Would you transcribe all of the data exactly, down to the last character?

→ EXERCISE MATERIAL:
-*-

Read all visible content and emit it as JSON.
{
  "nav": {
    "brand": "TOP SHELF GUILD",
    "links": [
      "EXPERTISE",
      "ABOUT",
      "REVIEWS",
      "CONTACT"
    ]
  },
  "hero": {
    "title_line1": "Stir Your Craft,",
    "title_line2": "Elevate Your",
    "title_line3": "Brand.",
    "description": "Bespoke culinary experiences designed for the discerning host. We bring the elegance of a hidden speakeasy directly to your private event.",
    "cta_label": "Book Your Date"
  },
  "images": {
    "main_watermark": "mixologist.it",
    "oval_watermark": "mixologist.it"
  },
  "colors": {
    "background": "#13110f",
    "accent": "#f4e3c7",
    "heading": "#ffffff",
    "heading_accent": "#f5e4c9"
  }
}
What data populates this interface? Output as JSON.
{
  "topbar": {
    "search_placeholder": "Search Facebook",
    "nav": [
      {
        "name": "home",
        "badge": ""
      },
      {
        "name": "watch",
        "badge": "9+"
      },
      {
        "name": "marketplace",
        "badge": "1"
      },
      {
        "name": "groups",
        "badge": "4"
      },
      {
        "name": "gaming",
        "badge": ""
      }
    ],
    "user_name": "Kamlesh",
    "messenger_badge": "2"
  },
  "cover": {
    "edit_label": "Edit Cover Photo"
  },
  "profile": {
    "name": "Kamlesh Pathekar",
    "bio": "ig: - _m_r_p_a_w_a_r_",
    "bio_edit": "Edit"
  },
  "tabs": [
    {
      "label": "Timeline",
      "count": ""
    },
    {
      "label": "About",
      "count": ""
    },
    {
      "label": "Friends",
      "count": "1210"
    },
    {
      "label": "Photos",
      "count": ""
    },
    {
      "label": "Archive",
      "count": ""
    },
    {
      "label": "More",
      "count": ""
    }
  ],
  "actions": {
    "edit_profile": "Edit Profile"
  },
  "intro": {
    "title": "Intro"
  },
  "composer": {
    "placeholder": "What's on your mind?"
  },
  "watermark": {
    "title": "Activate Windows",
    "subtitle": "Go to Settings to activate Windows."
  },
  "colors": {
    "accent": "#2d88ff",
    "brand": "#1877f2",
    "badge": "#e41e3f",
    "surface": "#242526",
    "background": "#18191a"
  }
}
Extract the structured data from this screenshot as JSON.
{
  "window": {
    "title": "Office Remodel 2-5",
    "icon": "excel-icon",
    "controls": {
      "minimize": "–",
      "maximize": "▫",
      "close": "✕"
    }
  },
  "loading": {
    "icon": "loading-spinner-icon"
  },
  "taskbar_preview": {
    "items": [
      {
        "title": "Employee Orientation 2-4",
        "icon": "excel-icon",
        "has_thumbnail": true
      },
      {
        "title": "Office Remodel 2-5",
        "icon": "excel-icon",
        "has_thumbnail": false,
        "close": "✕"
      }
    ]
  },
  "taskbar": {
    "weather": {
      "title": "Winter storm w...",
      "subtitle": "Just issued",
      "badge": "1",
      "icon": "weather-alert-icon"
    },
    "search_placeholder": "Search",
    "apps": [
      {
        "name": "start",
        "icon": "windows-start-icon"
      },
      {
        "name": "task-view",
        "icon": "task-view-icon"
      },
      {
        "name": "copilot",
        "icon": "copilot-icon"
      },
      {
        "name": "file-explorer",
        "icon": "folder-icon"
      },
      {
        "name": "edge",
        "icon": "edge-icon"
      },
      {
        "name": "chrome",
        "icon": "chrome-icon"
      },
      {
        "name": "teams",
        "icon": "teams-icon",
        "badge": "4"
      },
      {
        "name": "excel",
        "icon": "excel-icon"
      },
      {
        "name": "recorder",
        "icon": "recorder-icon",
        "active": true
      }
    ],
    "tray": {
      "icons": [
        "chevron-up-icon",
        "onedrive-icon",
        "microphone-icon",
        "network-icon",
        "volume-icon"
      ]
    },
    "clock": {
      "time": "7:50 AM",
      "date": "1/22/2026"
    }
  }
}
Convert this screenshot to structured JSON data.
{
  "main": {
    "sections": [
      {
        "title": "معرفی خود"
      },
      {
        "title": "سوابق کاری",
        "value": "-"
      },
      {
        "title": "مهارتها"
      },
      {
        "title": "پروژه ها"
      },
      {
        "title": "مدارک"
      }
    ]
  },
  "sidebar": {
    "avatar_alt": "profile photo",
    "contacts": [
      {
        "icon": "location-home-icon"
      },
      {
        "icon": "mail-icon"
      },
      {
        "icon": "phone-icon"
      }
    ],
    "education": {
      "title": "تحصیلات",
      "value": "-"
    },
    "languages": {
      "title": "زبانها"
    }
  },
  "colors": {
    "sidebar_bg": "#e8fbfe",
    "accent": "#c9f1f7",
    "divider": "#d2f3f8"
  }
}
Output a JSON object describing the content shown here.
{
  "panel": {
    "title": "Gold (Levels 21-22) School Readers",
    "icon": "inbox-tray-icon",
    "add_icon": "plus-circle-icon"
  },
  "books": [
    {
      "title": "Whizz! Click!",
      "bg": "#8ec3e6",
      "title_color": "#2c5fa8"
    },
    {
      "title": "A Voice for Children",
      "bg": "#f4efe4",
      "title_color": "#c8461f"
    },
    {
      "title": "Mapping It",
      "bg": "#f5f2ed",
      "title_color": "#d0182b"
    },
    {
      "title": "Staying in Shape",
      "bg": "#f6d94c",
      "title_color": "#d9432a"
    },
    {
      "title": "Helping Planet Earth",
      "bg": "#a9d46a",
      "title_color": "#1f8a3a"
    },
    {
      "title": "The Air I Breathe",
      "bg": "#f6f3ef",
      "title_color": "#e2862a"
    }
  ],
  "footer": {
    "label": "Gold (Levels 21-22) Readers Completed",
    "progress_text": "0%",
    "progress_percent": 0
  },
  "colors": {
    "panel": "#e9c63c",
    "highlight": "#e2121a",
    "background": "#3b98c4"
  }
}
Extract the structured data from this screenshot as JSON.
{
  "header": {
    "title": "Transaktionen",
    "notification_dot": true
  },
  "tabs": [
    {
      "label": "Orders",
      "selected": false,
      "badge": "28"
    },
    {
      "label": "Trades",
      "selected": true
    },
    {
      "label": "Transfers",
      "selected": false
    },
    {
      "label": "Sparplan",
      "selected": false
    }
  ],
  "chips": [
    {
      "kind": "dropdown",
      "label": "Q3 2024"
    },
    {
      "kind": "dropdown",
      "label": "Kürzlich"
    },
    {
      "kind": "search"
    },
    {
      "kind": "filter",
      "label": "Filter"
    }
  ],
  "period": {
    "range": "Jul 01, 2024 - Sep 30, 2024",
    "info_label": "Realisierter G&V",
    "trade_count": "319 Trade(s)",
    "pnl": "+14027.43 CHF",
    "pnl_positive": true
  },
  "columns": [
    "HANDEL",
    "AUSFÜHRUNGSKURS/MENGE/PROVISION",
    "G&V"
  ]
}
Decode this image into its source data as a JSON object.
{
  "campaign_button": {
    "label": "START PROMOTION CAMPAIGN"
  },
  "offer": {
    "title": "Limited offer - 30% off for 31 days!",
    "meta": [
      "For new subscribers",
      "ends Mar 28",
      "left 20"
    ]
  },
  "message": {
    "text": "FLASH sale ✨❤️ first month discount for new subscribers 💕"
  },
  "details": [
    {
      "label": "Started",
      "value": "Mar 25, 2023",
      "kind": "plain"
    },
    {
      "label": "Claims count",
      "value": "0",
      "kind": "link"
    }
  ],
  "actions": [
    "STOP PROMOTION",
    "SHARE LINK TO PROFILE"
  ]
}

-*-

→ THE REPLY:
Read all visible content and emit it as JSON.
{
  "nav": {
    "brand": "TOP SHELF GUILD",
    "links": [
      "EXPERTISE",
      "ABOUT",
      "REVIEWS",
      "CONTACT"
    ]
  },
  "hero": {
    "title_line1": "Stir Your Craft,",
    "title_line2": "Elevate Your",
    "title_line3": "Brand.",
    "description": "Bespoke culinary experiences designed for the discerning host. We bring the elegance of a hidden speakeasy directly to your private event.",
    "cta_label": "Book Your Date"
  },
  "images": {
    "main_watermark": "mixologist.it",
    "oval_watermark": "mixologist.it"
  },
  "colors": {
    "background": "#13110f",
    "accent": "#f4e3c7",
    "heading": "#ffffff",
    "heading_accent": "#f5e4c9"
  }
}
What data populates this interface? Output as JSON.
{
  "topbar": {
    "search_placeholder": "Search Facebook",
    "nav": [
      {
        "name": "home",
        "badge": ""
      },
      {
        "name": "watch",
        "badge": "9+"
      },
      {
        "name": "marketplace",
        "badge": "1"
      },
      {
        "name": "groups",
        "badge": "4"
      },
      {
        "name": "gaming",
        "badge": ""
      }
    ],
    "user_name": "Kamlesh",
    "messenger_badge": "2"
  },
  "cover": {
    "edit_label": "Edit Cover Photo"
  },
  "profile": {
    "name": "Kamlesh Pathekar",
    "bio": "ig: - _m_r_p_a_w_a_r_",
    "bio_edit": "Edit"
  },
  "tabs": [
    {
      "label": "Timeline",
      "count": ""
    },
    {
      "label": "About",
      "count": ""
    },
    {
      "label": "Friends",
      "count": "1210"
    },
    {
      "label": "Photos",
      "count": ""
    },
    {
      "label": "Archive",
      "count": ""
    },
    {
      "label": "More",
      "count": ""
    }
  ],
  "actions": {
    "edit_profile": "Edit Profile"
  },
  "intro": {
    "title": "Intro"
  },
  "composer": {
    "placeholder": "What's on your mind?"
  },
  "watermark": {
    "title": "Activate Windows",
    "subtitle": "Go to Settings to activate Windows."
  },
  "colors": {
    "accent": "#2d88ff",
    "brand": "#1877f2",
    "badge": "#e41e3f",
    "surface": "#242526",
    "background": "#18191a"
  }
}
Extract the structured data from this screenshot as JSON.
{
  "window": {
    "title": "Office Remodel 2-5",
    "icon": "excel-icon",
    "controls": {
      "minimize": "–",
      "maximize": "▫",
      "close": "✕"
    }
  },
  "loading": {
    "icon": "loading-spinner-icon"
  },
  "taskbar_preview": {
    "items": [
      {
        "title": "Employee Orientation 2-4",
        "icon": "excel-icon",
        "has_thumbnail": true
      },
      {
        "title": "Office Remodel 2-5",
        "icon": "excel-icon",
        "has_thumbnail": false,
        "close": "✕"
      }
    ]
  },
  "taskbar": {
    "weather": {
      "title": "Winter storm w...",
      "subtitle": "Just issued",
      "badge": "1",
      "icon": "weather-alert-icon"
    },
    "search_placeholder": "Search",
    "apps": [
      {
        "name": "start",
        "icon": "windows-start-icon"
      },
      {
        "name": "task-view",
        "icon": "task-view-icon"
      },
      {
        "name": "copilot",
        "icon": "copilot-icon"
      },
      {
        "name": "file-explorer",
        "icon": "folder-icon"
      },
      {
        "name": "edge",
        "icon": "edge-icon"
      },
      {
        "name": "chrome",
        "icon": "chrome-icon"
      },
      {
        "name": "teams",
        "icon": "teams-icon",
        "badge": "4"
      },
      {
        "name": "excel",
        "icon": "excel-icon"
      },
      {
        "name": "recorder",
        "icon": "recorder-icon",
        "active": true
      }
    ],
    "tray": {
      "icons": [
        "chevron-up-icon",
        "onedrive-icon",
        "microphone-icon",
        "network-icon",
        "volume-icon"
      ]
    },
    "clock": {
      "time": "7:50 AM",
      "date": "1/22/2026"
    }
  }
}
Convert this screenshot to structured JSON data.
{
  "main": {
    "sections": [
      {
        "title": "معرفی خود"
      },
      {
        "title": "سوابق کاری",
        "value": "-"
      },
      {
        "title": "مهارتها"
      },
      {
        "title": "پروژه ها"
      },
      {
        "title": "مدارک"
      }
    ]
  },
  "sidebar": {
    "avatar_alt": "profile photo",
    "contacts": [
      {
        "icon": "location-home-icon"
      },
      {
        "icon": "mail-icon"
      },
      {
        "icon": "phone-icon"
      }
    ],
    "education": {
      "title": "تحصیلات",
      "value": "-"
    },
    "languages": {
      "title": "زبانها"
    }
  },
  "colors": {
    "sidebar_bg": "#e8fbfe",
    "accent": "#c9f1f7",
    "divider": "#d2f3f8"
  }
}
Output a JSON object describing the content shown here.
{
  "panel": {
    "title": "Gold (Levels 21-22) School Readers",
    "icon": "inbox-tray-icon",
    "add_icon": "plus-circle-icon"
  },
  "books": [
    {
      "title": "Whizz! Click!",
      "bg": "#8ec3e6",
      "title_color": "#2c5fa8"
    },
    {
      "title": "A Voice for Children",
      "bg": "#f4efe4",
      "title_color": "#c8461f"
    },
    {
      "title": "Mapping It",
      "bg": "#f5f2ed",
      "title_color": "#d0182b"
    },
    {
      "title": "Staying in Shape",
      "bg": "#f6d94c",
      "title_color": "#d9432a"
    },
    {
      "title": "Helping Planet Earth",
      "bg": "#a9d46a",
      "title_color": "#1f8a3a"
    },
    {
      "title": "The Air I Breathe",
      "bg": "#f6f3ef",
      "title_color": "#e2862a"
    }
  ],
  "footer": {
    "label": "Gold (Levels 21-22) Readers Completed",
    "progress_text": "0%",
    "progress_percent": 0
  },
  "colors": {
    "panel": "#e9c63c",
    "highlight": "#e2121a",
    "background": "#3b98c4"
  }
}
Extract the structured data from this screenshot as JSON.
{
  "header": {
    "title": "Transaktionen",
    "notification_dot": true
  },
  "tabs": [
    {
      "label": "Orders",
      "selected": false,
      "badge": "28"
    },
    {
      "label": "Trades",
      "selected": true
    },
    {
      "label": "Transfers",
      "selected": false
    },
    {
      "label": "Sparplan",
      "selected": false
    }
  ],
  "chips": [
    {
      "kind": "dropdown",
      "label": "Q3 2024"
    },
    {
      "kind": "dropdown",
      "label": "Kürzlich"
    },
    {
      "kind": "search"
    },
    {
      "kind": "filter",
      "label": "Filter"
    }
  ],
  "period": {
    "range": "Jul 01, 2024 - Sep 30, 2024",
    "info_label": "Realisierter G&V",
    "trade_count": "319 Trade(s)",
    "pnl": "+14027.43 CHF",
    "pnl_positive": true
  },
  "columns": [
    "HANDEL",
    "AUSFÜHRUNGSKURS/MENGE/PROVISION",
    "G&V"
  ]
}
Decode this image into its source data as a JSON object.
{
  "campaign_button": {
    "label": "START PROMOTION CAMPAIGN"
  },
  "offer": {
    "title": "Limited offer - 30% off for 31 days!",
    "meta": [
      "For new subscribers",
      "ends Mar 28",
      "left 20"
    ]
  },
  "message": {
    "text": "FLASH sale ✨❤️ first month discount for new subscribers 💕"
  },
  "details": [
    {
      "label": "Started",
      "value": "Mar 25, 2023",
      "kind": "plain"
    },
    {
      "label": "Claims count",
      "value": "0",
      "kind": "link"
    }
  ],
  "actions": [
    "STOP PROMOTION",
    "SHARE LINK TO PROFILE"
  ]
}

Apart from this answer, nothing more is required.